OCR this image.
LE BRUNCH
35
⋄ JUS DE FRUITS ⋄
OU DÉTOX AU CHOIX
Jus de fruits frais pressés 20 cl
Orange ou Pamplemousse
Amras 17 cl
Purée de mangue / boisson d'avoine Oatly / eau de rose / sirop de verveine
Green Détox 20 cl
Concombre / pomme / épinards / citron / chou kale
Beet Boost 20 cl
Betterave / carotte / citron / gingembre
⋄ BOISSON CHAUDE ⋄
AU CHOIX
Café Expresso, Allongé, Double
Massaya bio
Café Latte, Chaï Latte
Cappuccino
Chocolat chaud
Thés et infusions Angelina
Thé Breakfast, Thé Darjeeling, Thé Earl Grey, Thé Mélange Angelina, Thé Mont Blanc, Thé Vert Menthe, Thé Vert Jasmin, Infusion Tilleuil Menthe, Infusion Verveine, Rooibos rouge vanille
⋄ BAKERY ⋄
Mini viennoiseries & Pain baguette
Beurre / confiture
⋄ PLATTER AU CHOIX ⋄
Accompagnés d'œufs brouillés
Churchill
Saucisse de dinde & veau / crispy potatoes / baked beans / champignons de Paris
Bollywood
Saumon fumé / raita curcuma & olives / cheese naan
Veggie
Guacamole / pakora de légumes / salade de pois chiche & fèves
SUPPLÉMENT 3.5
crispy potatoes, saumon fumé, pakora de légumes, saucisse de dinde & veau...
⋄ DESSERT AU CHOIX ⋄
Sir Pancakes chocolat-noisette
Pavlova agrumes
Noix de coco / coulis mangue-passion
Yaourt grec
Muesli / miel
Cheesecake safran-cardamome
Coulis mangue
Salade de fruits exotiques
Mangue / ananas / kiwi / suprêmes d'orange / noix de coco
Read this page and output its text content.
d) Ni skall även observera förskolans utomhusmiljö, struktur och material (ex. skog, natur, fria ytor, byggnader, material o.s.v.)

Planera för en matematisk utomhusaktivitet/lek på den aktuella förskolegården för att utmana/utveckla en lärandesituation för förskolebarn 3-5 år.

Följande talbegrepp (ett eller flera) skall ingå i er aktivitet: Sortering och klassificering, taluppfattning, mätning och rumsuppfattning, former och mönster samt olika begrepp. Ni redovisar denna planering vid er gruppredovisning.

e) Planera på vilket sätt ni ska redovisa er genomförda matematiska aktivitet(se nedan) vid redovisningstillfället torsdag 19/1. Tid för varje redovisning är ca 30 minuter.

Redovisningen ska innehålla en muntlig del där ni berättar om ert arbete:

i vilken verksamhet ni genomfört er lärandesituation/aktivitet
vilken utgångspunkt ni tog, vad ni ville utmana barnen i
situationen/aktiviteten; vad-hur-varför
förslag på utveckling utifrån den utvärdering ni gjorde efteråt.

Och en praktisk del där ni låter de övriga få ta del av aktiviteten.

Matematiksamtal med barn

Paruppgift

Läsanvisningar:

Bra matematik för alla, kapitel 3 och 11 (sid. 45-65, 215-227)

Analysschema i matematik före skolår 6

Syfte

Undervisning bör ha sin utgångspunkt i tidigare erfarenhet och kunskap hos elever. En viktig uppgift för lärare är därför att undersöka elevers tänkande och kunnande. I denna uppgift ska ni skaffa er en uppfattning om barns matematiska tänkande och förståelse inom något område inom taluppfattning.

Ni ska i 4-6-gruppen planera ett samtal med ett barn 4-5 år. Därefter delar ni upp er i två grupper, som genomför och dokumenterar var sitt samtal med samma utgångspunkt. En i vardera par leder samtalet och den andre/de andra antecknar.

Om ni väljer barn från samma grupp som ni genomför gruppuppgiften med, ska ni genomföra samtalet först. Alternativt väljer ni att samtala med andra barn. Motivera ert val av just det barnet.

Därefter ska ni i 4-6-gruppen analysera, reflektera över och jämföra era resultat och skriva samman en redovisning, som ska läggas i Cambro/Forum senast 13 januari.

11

» Problem statement: Look over the material and return every line where the word "dinde" is found.

» Answer for this exercise:
Saucisse de dinde & veau / crispy potatoes / baked beans / champignons de Paris
crispy potatoes, saumon fumé, pakora de légumes, saucisse de dinde & veau...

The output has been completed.